#### Task instructions:
Return all the data, word for word.

#### Supplied data:
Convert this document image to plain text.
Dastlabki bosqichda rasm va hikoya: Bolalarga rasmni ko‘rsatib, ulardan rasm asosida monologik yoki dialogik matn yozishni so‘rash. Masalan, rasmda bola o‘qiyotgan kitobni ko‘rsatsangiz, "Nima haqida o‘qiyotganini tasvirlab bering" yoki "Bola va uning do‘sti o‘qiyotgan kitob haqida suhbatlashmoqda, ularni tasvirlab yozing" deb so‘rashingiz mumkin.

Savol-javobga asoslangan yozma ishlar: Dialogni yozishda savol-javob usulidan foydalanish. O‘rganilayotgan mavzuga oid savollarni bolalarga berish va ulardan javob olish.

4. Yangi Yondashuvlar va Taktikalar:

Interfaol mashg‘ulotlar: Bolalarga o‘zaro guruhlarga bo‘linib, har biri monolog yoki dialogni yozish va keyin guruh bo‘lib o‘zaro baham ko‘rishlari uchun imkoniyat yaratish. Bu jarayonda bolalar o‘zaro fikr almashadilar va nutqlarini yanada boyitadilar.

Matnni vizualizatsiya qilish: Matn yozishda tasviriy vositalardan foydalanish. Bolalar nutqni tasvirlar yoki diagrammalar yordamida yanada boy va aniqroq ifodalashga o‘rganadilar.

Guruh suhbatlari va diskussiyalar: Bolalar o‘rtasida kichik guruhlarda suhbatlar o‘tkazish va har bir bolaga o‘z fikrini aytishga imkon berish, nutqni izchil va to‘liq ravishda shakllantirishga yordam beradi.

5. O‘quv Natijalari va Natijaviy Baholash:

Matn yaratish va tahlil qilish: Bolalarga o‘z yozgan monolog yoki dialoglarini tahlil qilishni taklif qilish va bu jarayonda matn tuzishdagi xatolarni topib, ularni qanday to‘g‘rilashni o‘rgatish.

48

#### Problem solution:
Convert this document image to plain text.
Dastlabki bosqichda rasm va hikoya: Bolalarga rasmni ko‘rsatib, ulardan rasm asosida monologik yoki dialogik matn yozishni so‘rash. Masalan, rasmda bola o‘qiyotgan kitobni ko‘rsatsangiz, "Nima haqida o‘qiyotganini tasvirlab bering" yoki "Bola va uning do‘sti o‘qiyotgan kitob haqida suhbatlashmoqda, ularni tasvirlab yozing" deb so‘rashingiz mumkin.

Savol-javobga asoslangan yozma ishlar: Dialogni yozishda savol-javob usulidan foydalanish. O‘rganilayotgan mavzuga oid savollarni bolalarga berish va ulardan javob olish.

4. Yangi Yondashuvlar va Taktikalar:

Interfaol mashg‘ulotlar: Bolalarga o‘zaro guruhlarga bo‘linib, har biri monolog yoki dialogni yozish va keyin guruh bo‘lib o‘zaro baham ko‘rishlari uchun imkoniyat yaratish. Bu jarayonda bolalar o‘zaro fikr almashadilar va nutqlarini yanada boyitadilar.

Matnni vizualizatsiya qilish: Matn yozishda tasviriy vositalardan foydalanish. Bolalar nutqni tasvirlar yoki diagrammalar yordamida yanada boy va aniqroq ifodalashga o‘rganadilar.

Guruh suhbatlari va diskussiyalar: Bolalar o‘rtasida kichik guruhlarda suhbatlar o‘tkazish va har bir bolaga o‘z fikrini aytishga imkon berish, nutqni izchil va to‘liq ravishda shakllantirishga yordam beradi.

5. O‘quv Natijalari va Natijaviy Baholash:

Matn yaratish va tahlil qilish: Bolalarga o‘z yozgan monolog yoki dialoglarini tahlil qilishni taklif qilish va bu jarayonda matn tuzishdagi xatolarni topib, ularni qanday to‘g‘rilashni o‘rgatish.

48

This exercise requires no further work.